• TASK REQUIREMENTS:
Nothing in the data should change when you return it, but leave the pictures out.

• RECORD EXCERPTS:
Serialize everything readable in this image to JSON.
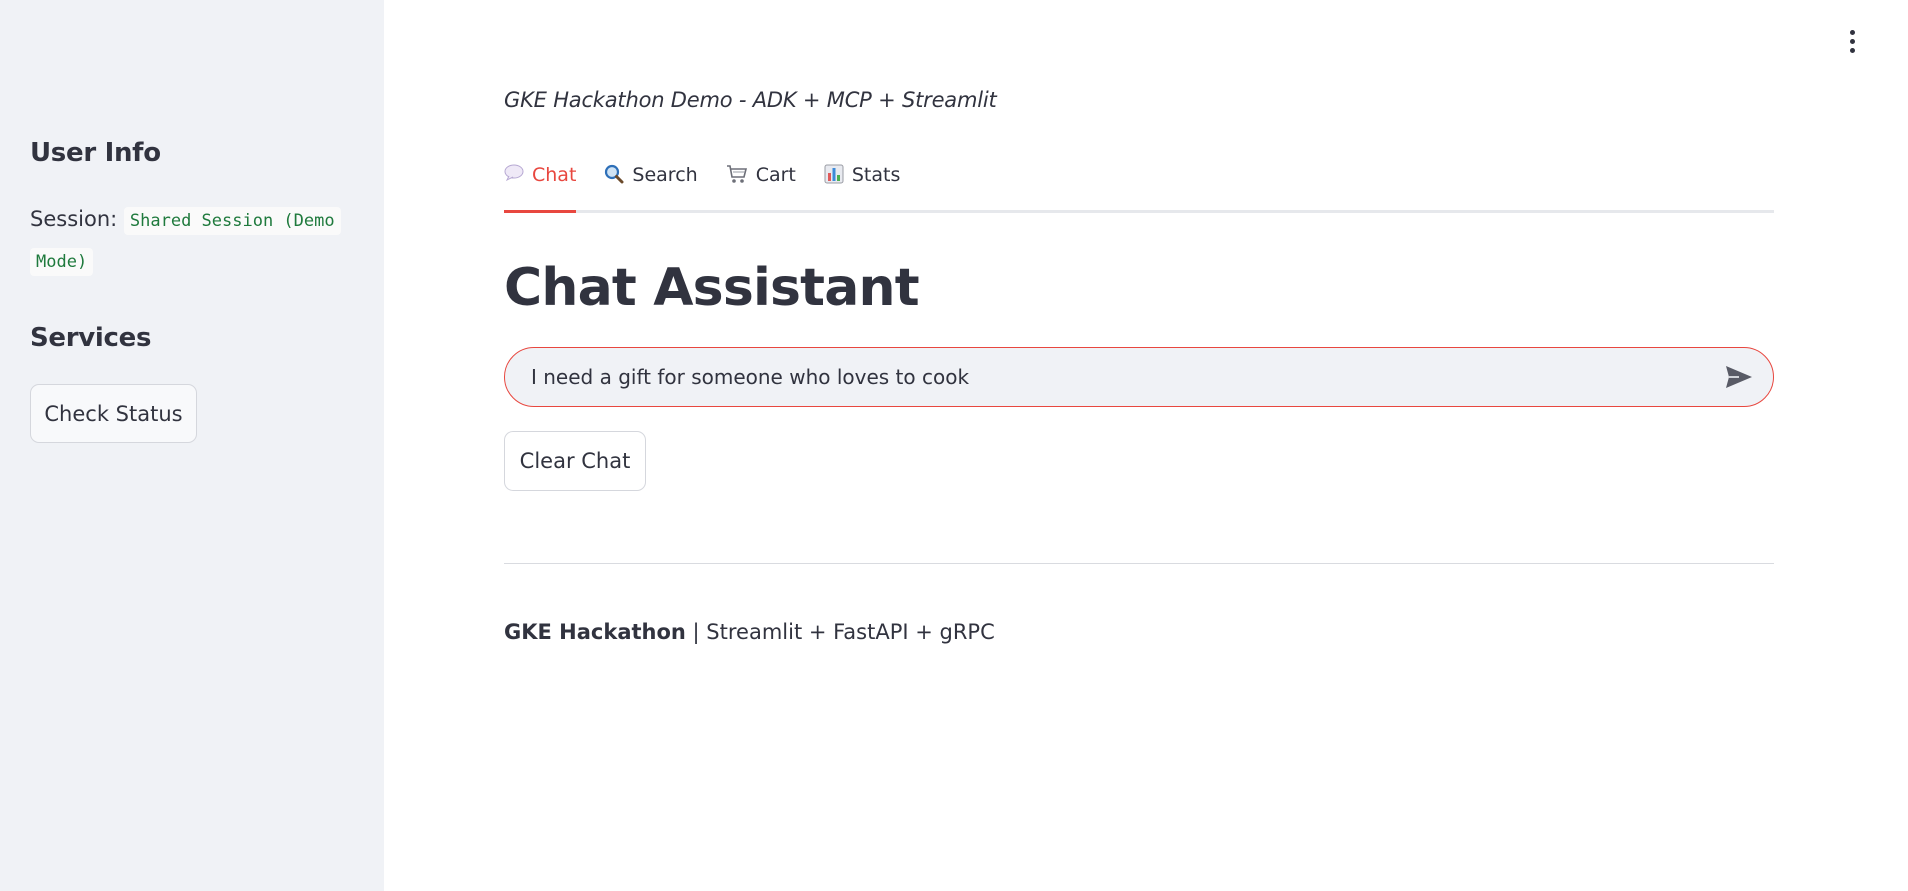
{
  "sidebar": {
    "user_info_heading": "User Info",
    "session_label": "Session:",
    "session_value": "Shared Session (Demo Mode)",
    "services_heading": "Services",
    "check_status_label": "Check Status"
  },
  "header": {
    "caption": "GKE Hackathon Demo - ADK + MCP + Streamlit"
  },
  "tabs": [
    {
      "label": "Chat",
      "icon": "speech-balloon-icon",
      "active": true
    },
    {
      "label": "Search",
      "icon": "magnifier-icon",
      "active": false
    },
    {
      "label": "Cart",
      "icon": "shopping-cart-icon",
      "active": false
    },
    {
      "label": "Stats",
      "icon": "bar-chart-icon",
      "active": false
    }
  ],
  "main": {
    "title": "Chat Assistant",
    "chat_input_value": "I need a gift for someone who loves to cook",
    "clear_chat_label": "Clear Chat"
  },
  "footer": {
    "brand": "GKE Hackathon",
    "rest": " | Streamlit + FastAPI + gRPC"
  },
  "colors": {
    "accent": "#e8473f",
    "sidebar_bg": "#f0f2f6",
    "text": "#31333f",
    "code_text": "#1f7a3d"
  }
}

• EXERCISE SOLUTION:
Serialize everything readable in this image to JSON.
{
  "sidebar": {
    "user_info_heading": "User Info",
    "session_label": "Session:",
    "session_value": "Shared Session (Demo Mode)",
    "services_heading": "Services",
    "check_status_label": "Check Status"
  },
  "header": {
    "caption": "GKE Hackathon Demo - ADK + MCP + Streamlit"
  },
  "tabs": [
    {
      "label": "Chat",
      "icon": "speech-balloon-icon",
      "active": true
    },
    {
      "label": "Search",
      "icon": "magnifier-icon",
      "active": false
    },
    {
      "label": "Cart",
      "icon": "shopping-cart-icon",
      "active": false
    },
    {
      "label": "Stats",
      "icon": "bar-chart-icon",
      "active": false
    }
  ],
  "main": {
    "title": "Chat Assistant",
    "chat_input_value": "I need a gift for someone who loves to cook",
    "clear_chat_label": "Clear Chat"
  },
  "footer": {
    "brand": "GKE Hackathon",
    "rest": " | Streamlit + FastAPI + gRPC"
  },
  "colors": {
    "accent": "#e8473f",
    "sidebar_bg": "#f0f2f6",
    "text": "#31333f",
    "code_text": "#1f7a3d"
  }
}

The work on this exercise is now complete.